■ WHAT TO DO
Could you output each line of the data that follows exactly?

■ RECORDS SHOWN
---*---
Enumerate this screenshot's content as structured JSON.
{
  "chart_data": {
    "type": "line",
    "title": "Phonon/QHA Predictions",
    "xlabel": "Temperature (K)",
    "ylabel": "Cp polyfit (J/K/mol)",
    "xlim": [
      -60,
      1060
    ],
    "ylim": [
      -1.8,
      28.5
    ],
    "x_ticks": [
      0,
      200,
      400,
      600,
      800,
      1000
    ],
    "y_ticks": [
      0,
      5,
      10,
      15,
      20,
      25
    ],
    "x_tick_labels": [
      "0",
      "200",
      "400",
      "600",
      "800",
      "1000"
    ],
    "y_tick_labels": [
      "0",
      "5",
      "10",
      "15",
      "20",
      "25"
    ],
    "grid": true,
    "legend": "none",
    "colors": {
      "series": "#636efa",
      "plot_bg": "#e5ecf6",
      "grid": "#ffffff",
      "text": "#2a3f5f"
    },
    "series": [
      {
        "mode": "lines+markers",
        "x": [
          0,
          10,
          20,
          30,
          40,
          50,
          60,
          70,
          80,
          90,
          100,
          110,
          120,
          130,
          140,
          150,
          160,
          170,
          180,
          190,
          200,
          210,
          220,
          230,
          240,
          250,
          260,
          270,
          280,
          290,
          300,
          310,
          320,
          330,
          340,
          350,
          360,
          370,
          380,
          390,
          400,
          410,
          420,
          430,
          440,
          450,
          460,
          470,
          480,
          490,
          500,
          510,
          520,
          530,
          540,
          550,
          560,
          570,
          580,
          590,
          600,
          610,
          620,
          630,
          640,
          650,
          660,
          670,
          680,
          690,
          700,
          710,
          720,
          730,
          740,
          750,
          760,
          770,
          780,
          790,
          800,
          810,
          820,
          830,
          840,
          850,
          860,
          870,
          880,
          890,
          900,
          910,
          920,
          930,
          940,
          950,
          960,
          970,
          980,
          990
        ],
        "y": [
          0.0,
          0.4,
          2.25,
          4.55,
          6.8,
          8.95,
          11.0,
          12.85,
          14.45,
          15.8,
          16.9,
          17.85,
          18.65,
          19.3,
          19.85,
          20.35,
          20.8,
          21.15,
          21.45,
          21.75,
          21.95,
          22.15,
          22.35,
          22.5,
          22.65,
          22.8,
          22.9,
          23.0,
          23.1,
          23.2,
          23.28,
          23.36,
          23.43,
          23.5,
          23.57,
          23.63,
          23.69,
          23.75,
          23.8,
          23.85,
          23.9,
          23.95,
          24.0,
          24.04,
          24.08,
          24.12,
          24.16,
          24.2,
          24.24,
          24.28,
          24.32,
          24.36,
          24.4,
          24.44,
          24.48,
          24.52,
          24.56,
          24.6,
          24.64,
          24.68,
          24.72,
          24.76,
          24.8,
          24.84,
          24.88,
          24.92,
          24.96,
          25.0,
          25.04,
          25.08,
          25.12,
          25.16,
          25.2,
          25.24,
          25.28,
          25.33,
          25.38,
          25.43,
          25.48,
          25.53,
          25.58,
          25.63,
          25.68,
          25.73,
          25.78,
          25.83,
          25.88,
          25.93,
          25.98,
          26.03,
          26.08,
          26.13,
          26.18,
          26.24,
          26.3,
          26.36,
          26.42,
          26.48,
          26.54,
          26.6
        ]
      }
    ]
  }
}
---*---
■ CORRECT OUTPUT
Enumerate this screenshot's content as structured JSON.
{
  "chart_data": {
    "type": "line",
    "title": "Phonon/QHA Predictions",
    "xlabel": "Temperature (K)",
    "ylabel": "Cp polyfit (J/K/mol)",
    "xlim": [
      -60,
      1060
    ],
    "ylim": [
      -1.8,
      28.5
    ],
    "x_ticks": [
      0,
      200,
      400,
      600,
      800,
      1000
    ],
    "y_ticks": [
      0,
      5,
      10,
      15,
      20,
      25
    ],
    "x_tick_labels": [
      "0",
      "200",
      "400",
      "600",
      "800",
      "1000"
    ],
    "y_tick_labels": [
      "0",
      "5",
      "10",
      "15",
      "20",
      "25"
    ],
    "grid": true,
    "legend": "none",
    "colors": {
      "series": "#636efa",
      "plot_bg": "#e5ecf6",
      "grid": "#ffffff",
      "text": "#2a3f5f"
    },
    "series": [
      {
        "mode": "lines+markers",
        "x": [
          0,
          10,
          20,
          30,
          40,
          50,
          60,
          70,
          80,
          90,
          100,
          110,
          120,
          130,
          140,
          150,
          160,
          170,
          180,
          190,
          200,
          210,
          220,
          230,
          240,
          250,
          260,
          270,
          280,
          290,
          300,
          310,
          320,
          330,
          340,
          350,
          360,
          370,
          380,
          390,
          400,
          410,
          420,
          430,
          440,
          450,
          460,
          470,
          480,
          490,
          500,
          510,
          520,
          530,
          540,
          550,
          560,
          570,
          580,
          590,
          600,
          610,
          620,
          630,
          640,
          650,
          660,
          670,
          680,
          690,
          700,
          710,
          720,
          730,
          740,
          750,
          760,
          770,
          780,
          790,
          800,
          810,
          820,
          830,
          840,
          850,
          860,
          870,
          880,
          890,
          900,
          910,
          920,
          930,
          940,
          950,
          960,
          970,
          980,
          990
        ],
        "y": [
          0.0,
          0.4,
          2.25,
          4.55,
          6.8,
          8.95,
          11.0,
          12.85,
          14.45,
          15.8,
          16.9,
          17.85,
          18.65,
          19.3,
          19.85,
          20.35,
          20.8,
          21.15,
          21.45,
          21.75,
          21.95,
          22.15,
          22.35,
          22.5,
          22.65,
          22.8,
          22.9,
          23.0,
          23.1,
          23.2,
          23.28,
          23.36,
          23.43,
          23.5,
          23.57,
          23.63,
          23.69,
          23.75,
          23.8,
          23.85,
          23.9,
          23.95,
          24.0,
          24.04,
          24.08,
          24.12,
          24.16,
          24.2,
          24.24,
          24.28,
          24.32,
          24.36,
          24.4,
          24.44,
          24.48,
          24.52,
          24.56,
          24.6,
          24.64,
          24.68,
          24.72,
          24.76,
          24.8,
          24.84,
          24.88,
          24.92,
          24.96,
          25.0,
          25.04,
          25.08,
          25.12,
          25.16,
          25.2,
          25.24,
          25.28,
          25.33,
          25.38,
          25.43,
          25.48,
          25.53,
          25.58,
          25.63,
          25.68,
          25.73,
          25.78,
          25.83,
          25.88,
          25.93,
          25.98,
          26.03,
          26.08,
          26.13,
          26.18,
          26.24,
          26.3,
          26.36,
          26.42,
          26.48,
          26.54,
          26.6
        ]
      }
    ]
  }
}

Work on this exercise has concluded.